→ PROBLEM REQUIREMENTS:
Every line that contains the word "icon" should be copied out.

*** EXCERPTED RECORDS ***

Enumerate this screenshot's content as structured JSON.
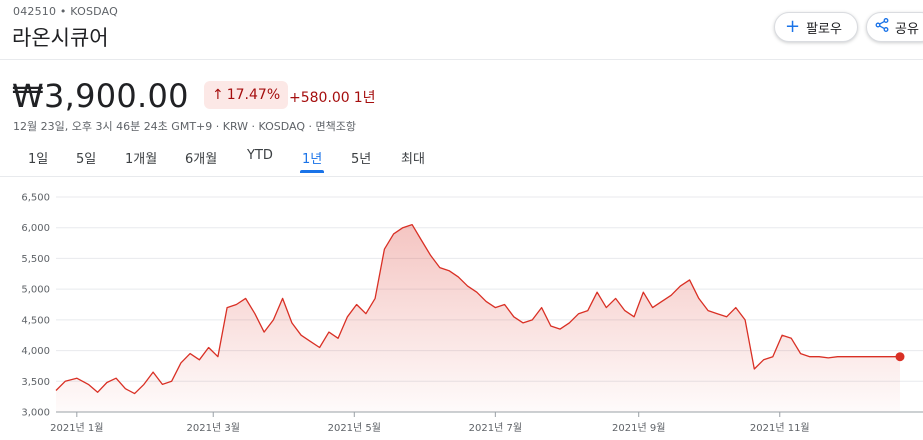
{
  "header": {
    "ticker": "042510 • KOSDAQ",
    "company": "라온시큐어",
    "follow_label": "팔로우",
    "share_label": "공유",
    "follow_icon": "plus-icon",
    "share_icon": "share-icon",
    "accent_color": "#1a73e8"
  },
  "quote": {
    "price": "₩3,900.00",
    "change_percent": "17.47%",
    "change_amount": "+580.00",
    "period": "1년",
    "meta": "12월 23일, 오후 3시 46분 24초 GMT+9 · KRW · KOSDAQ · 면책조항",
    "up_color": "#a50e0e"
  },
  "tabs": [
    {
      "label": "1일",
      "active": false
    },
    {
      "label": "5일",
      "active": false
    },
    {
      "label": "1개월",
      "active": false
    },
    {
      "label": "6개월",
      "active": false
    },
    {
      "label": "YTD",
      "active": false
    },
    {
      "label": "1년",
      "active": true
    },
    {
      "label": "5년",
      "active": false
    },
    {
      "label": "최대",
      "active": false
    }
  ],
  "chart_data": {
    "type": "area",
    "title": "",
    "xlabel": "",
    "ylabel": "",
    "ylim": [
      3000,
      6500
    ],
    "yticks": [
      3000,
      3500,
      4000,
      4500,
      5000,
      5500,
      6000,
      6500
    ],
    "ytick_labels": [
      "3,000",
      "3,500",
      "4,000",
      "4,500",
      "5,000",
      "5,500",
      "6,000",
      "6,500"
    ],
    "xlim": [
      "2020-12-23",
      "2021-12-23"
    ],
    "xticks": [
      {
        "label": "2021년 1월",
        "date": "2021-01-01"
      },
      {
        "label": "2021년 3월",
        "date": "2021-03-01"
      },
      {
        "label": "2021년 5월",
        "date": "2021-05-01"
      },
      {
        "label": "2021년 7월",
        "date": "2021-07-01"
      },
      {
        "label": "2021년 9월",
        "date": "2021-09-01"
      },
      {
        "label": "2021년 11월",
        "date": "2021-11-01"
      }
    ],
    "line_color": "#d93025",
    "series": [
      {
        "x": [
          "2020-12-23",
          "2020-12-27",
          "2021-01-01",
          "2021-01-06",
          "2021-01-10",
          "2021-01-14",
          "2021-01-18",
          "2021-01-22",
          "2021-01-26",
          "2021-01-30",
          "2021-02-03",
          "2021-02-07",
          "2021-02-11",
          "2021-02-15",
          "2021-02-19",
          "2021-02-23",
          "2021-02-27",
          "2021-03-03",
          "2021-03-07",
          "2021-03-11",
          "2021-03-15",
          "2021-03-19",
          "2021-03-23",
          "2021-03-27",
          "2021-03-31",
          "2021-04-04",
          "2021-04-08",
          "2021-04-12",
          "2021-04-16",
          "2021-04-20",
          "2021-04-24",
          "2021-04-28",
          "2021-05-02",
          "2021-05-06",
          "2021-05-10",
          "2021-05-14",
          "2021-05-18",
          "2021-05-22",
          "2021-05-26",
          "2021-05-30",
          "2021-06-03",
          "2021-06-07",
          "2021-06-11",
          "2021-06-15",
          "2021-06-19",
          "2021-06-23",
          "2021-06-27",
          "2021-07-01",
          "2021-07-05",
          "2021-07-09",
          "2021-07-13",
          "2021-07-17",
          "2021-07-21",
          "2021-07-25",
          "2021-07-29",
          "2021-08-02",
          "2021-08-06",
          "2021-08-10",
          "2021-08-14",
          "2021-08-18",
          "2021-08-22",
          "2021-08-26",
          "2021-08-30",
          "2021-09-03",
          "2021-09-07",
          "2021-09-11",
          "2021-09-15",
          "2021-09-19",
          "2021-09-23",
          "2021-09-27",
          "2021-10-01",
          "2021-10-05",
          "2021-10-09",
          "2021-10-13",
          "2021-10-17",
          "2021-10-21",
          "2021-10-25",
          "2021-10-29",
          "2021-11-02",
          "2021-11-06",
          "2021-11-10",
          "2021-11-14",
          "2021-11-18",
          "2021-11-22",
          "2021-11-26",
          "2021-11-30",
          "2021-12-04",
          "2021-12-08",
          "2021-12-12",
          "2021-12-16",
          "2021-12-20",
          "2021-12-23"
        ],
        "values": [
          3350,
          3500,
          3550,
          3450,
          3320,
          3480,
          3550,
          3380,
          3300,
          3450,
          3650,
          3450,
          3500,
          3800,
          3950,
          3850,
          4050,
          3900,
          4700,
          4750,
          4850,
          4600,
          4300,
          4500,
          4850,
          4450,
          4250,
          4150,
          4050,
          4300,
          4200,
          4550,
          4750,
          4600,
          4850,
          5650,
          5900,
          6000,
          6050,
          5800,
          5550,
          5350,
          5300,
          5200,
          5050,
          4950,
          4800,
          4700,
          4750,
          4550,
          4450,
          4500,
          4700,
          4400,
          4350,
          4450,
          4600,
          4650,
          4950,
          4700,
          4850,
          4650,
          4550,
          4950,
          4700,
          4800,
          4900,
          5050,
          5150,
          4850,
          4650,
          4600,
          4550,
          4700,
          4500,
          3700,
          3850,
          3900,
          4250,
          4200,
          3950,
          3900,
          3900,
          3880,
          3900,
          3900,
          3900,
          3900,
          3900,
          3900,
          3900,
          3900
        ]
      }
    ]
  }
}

***

→ THE RESULT:
    "follow_icon": "plus-icon",
    "share_icon": "share-icon",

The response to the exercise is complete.